*Material for the task*:
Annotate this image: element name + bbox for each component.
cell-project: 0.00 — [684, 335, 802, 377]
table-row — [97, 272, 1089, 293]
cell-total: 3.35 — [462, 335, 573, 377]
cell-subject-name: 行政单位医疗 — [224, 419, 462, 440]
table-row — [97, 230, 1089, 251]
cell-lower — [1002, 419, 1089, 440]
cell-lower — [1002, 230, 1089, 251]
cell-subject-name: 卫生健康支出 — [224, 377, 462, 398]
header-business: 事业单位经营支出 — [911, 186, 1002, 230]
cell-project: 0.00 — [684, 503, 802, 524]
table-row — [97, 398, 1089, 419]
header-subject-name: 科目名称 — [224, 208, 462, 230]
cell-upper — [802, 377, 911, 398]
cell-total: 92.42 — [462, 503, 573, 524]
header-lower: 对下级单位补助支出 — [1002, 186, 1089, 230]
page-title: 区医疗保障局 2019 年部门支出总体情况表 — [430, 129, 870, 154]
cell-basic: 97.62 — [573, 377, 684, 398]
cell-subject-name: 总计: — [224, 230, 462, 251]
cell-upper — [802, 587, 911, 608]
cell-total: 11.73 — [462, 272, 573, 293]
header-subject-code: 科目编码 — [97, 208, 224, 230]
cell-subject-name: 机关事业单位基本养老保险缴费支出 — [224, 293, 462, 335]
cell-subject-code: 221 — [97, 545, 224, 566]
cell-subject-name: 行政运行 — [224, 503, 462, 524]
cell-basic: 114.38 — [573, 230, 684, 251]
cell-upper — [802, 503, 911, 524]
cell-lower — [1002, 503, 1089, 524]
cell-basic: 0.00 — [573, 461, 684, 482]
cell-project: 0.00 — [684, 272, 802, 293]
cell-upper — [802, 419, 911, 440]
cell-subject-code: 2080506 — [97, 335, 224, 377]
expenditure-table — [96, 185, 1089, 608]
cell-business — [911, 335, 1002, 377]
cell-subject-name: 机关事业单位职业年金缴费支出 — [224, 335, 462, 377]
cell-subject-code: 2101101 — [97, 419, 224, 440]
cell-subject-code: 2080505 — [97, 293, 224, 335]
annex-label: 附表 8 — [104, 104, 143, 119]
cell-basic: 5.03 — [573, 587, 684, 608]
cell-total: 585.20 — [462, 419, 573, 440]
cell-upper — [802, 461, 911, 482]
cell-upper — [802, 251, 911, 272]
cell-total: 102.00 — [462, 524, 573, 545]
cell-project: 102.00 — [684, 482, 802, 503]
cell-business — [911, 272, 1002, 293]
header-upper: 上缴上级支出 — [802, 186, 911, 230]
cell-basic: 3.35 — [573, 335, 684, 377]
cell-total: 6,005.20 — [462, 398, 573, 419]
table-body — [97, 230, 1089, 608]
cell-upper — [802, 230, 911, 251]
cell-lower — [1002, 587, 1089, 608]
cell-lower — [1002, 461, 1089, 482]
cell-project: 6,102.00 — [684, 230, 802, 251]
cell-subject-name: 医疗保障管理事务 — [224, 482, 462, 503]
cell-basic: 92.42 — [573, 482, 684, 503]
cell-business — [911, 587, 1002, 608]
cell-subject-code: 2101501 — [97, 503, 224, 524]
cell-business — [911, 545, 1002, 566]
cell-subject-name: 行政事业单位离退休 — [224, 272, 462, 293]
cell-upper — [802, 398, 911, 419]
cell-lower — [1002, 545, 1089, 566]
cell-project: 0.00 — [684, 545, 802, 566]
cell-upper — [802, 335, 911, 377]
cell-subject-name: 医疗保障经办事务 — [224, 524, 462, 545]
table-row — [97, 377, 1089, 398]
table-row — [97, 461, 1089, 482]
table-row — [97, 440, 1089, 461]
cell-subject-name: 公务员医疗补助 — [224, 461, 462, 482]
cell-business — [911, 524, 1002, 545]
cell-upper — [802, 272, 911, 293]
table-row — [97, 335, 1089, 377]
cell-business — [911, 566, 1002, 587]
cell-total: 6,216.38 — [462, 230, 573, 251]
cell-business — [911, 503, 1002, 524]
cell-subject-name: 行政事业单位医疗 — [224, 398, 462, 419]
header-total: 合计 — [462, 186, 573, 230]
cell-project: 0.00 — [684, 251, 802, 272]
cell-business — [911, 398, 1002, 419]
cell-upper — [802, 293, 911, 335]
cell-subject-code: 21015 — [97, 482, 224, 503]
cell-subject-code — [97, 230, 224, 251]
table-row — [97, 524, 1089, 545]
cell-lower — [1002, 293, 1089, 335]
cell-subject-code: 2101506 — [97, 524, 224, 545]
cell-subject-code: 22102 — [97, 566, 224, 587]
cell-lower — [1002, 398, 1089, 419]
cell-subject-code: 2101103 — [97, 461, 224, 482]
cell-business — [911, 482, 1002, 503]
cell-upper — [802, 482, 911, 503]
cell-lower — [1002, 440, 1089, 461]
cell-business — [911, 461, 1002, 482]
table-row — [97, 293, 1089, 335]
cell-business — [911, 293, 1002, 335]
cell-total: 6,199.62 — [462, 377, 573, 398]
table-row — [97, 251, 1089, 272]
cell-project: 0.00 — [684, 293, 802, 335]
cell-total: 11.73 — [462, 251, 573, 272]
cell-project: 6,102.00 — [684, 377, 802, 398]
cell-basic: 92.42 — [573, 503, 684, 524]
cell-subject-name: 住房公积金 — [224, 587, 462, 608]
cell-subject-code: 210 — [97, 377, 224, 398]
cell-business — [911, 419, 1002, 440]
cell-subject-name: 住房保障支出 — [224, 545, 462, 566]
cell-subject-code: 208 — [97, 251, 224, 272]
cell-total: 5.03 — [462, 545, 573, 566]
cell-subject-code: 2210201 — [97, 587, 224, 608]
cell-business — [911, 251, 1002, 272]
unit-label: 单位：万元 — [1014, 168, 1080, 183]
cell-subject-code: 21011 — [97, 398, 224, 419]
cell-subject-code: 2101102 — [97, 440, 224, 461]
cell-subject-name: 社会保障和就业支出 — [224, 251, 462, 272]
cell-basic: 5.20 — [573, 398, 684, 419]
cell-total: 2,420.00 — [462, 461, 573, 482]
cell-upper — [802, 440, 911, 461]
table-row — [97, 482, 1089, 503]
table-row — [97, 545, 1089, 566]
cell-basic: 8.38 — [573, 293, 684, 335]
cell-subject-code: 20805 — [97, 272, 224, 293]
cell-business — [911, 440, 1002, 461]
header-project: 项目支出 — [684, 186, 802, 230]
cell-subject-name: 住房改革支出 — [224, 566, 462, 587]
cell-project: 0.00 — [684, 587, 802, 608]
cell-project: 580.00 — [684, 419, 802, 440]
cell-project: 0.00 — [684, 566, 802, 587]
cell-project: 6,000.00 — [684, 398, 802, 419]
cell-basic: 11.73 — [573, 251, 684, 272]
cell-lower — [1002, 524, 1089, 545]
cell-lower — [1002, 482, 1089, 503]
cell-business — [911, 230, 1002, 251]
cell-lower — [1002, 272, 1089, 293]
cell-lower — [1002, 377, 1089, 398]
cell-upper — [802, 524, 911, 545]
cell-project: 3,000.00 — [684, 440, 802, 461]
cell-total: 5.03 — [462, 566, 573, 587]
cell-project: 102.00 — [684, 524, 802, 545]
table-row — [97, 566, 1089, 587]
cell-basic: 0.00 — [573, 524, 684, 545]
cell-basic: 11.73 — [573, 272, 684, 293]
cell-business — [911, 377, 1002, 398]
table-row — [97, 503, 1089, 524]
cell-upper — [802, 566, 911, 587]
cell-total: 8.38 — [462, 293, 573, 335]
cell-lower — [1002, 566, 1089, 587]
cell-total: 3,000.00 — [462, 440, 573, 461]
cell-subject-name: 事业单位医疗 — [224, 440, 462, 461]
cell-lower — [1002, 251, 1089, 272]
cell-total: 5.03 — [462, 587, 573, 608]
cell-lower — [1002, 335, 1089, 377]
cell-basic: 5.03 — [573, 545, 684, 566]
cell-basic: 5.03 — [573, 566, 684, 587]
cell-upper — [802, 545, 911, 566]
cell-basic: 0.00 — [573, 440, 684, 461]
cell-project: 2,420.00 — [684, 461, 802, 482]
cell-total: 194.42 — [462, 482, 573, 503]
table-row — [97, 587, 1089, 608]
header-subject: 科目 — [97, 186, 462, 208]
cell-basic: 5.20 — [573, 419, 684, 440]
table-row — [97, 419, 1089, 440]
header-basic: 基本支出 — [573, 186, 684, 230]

*What is asked*: Report every line in the records that contains the string "label".

*Result of the task*:
annex-label: 附表 8 — [104, 104, 143, 119]
unit-label: 单位：万元 — [1014, 168, 1080, 183]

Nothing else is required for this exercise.